-- start Materials provided --

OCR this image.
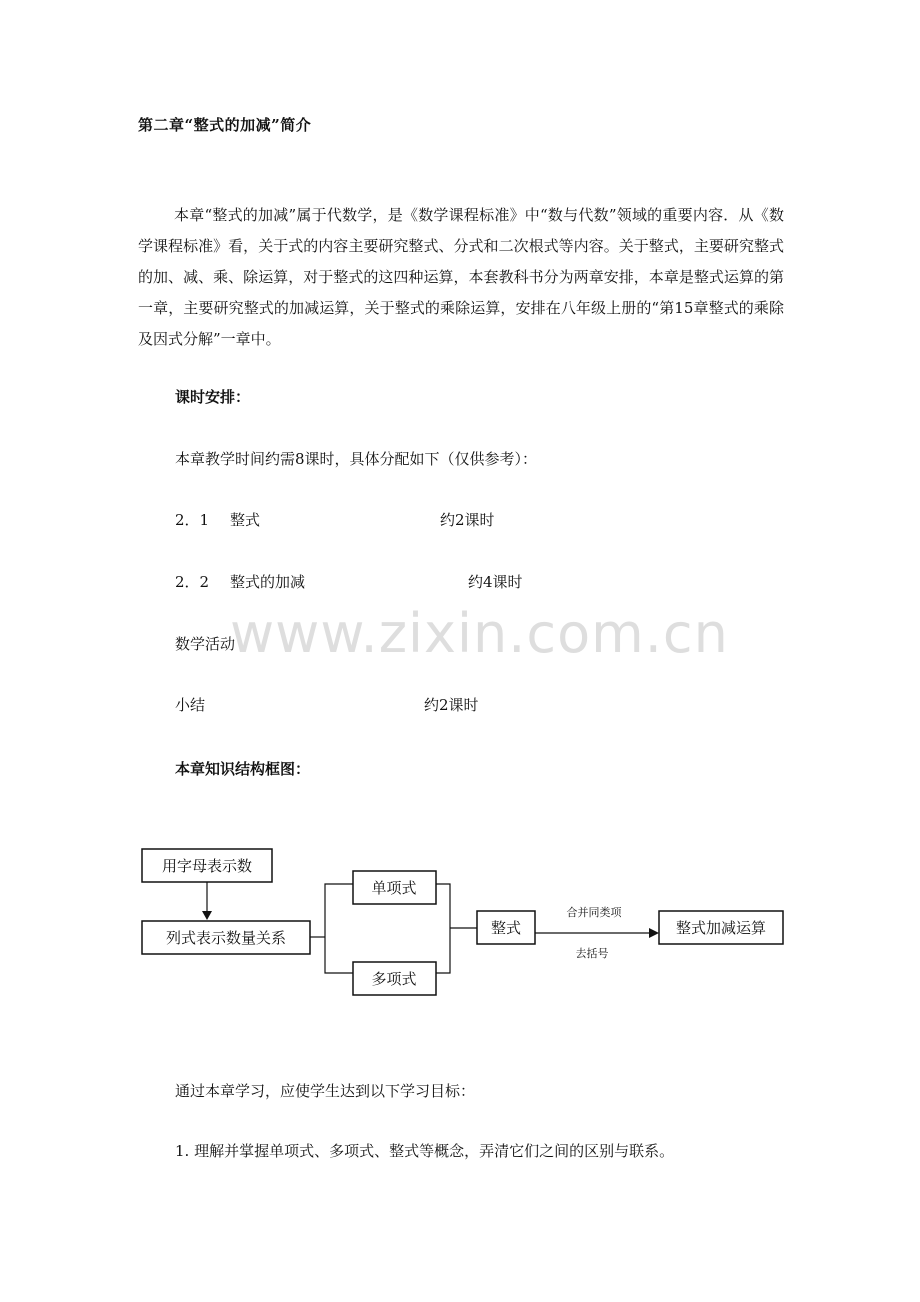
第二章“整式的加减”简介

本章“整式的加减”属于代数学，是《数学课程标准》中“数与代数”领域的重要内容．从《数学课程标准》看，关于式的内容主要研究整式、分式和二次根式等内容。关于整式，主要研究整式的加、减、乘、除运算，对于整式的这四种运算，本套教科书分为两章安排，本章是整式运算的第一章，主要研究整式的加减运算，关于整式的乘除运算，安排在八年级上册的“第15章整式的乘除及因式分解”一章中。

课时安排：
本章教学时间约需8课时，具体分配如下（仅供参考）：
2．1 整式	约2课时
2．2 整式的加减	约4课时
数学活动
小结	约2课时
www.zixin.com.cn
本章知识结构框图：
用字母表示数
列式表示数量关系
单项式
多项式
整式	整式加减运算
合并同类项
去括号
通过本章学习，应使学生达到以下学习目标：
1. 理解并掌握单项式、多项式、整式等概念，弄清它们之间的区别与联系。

-- end Materials provided --
-- start Materials provided --

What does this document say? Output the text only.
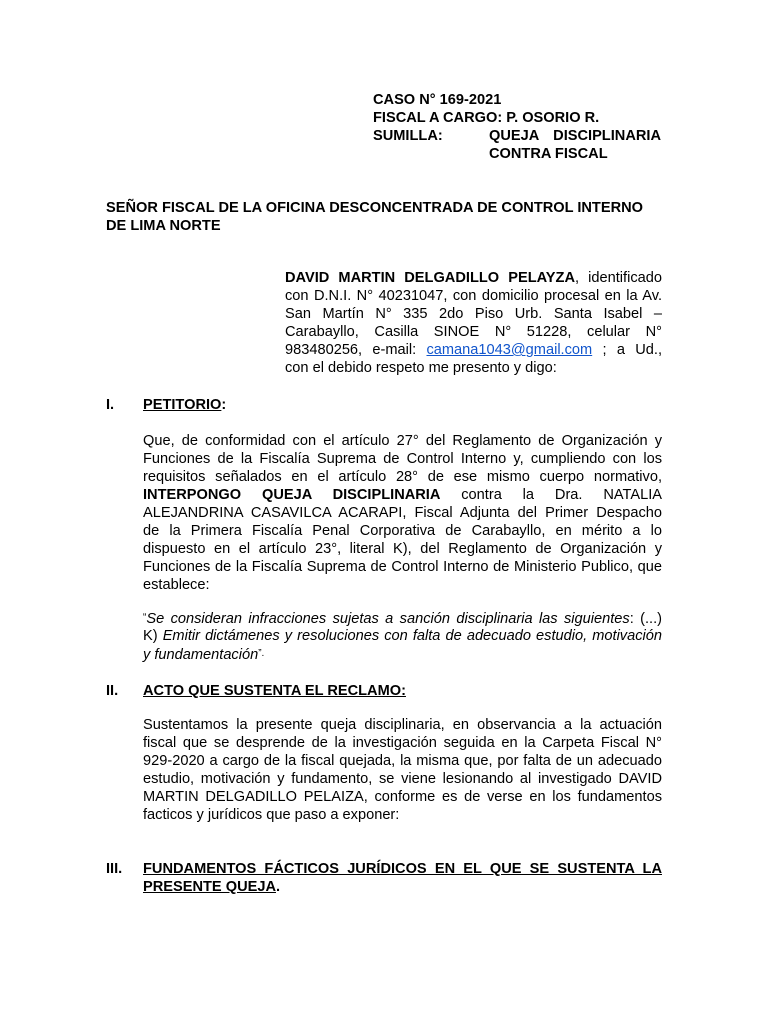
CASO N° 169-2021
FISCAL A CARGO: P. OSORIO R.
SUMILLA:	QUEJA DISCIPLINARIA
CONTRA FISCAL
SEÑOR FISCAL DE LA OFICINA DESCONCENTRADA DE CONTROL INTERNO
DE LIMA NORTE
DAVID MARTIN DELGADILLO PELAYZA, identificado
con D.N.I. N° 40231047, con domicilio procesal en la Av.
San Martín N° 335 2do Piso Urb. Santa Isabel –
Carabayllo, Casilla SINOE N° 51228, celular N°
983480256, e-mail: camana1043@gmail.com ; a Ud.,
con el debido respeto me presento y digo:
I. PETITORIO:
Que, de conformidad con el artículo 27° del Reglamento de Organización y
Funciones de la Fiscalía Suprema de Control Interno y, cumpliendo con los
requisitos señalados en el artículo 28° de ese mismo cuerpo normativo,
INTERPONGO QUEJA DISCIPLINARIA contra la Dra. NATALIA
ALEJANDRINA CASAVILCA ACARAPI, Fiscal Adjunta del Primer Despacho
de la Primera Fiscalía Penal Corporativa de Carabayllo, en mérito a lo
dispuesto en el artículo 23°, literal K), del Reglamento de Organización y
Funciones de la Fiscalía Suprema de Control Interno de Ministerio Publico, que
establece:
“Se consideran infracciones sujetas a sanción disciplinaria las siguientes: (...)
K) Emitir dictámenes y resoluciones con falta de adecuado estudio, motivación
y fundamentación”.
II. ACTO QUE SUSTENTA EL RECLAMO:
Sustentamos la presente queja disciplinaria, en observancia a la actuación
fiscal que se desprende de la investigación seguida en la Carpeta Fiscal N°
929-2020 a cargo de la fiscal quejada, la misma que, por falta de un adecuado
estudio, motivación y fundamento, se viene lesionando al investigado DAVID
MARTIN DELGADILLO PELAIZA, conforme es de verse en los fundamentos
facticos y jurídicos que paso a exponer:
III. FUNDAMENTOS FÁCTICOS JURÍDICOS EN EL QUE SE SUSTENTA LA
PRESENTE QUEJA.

-- end Materials provided --
-- start Materials provided --

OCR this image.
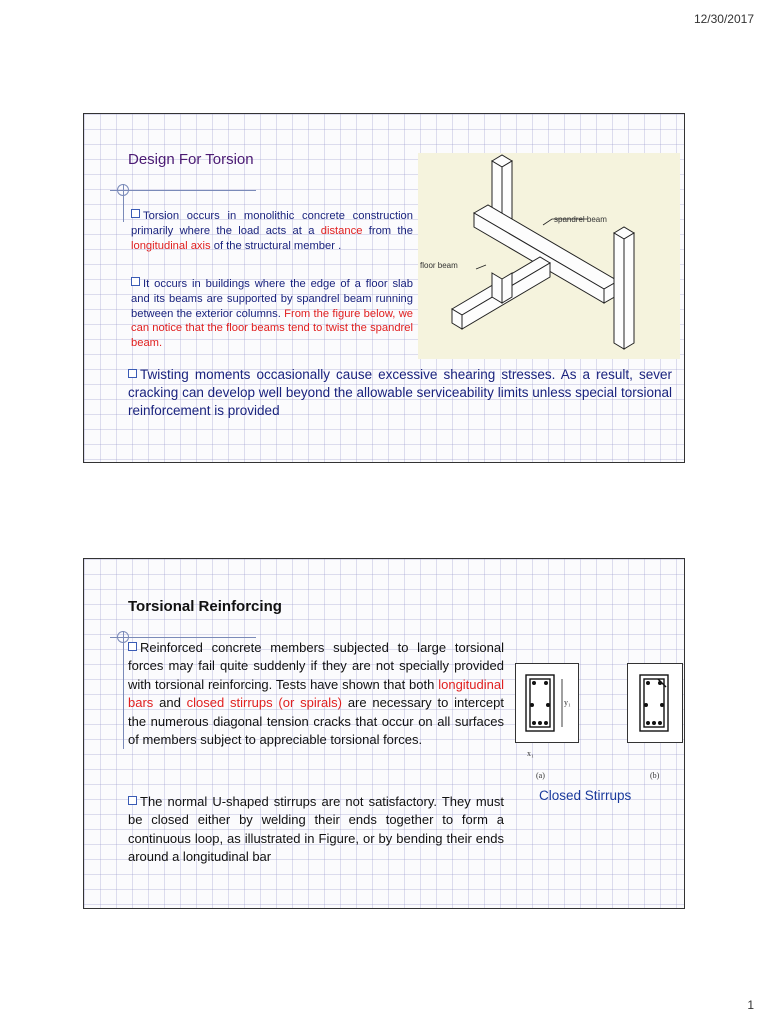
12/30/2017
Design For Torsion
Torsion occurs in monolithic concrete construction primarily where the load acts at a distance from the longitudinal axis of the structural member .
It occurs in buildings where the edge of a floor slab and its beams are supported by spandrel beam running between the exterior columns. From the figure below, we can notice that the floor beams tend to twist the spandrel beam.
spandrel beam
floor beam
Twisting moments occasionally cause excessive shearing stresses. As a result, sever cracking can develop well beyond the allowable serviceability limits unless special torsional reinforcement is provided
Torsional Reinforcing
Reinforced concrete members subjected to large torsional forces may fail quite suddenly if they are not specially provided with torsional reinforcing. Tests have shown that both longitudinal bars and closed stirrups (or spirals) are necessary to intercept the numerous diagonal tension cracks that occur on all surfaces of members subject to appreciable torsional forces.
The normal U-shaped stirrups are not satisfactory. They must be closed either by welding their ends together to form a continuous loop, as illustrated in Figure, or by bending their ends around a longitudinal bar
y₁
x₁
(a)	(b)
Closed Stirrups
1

-- end Materials provided --

Report all lines of the data above that include the string "DAVID".

### Answer to the problem
DAVID MARTIN DELGADILLO PELAYZA, identificado
estudio, motivación y fundamento, se viene lesionando al investigado DAVID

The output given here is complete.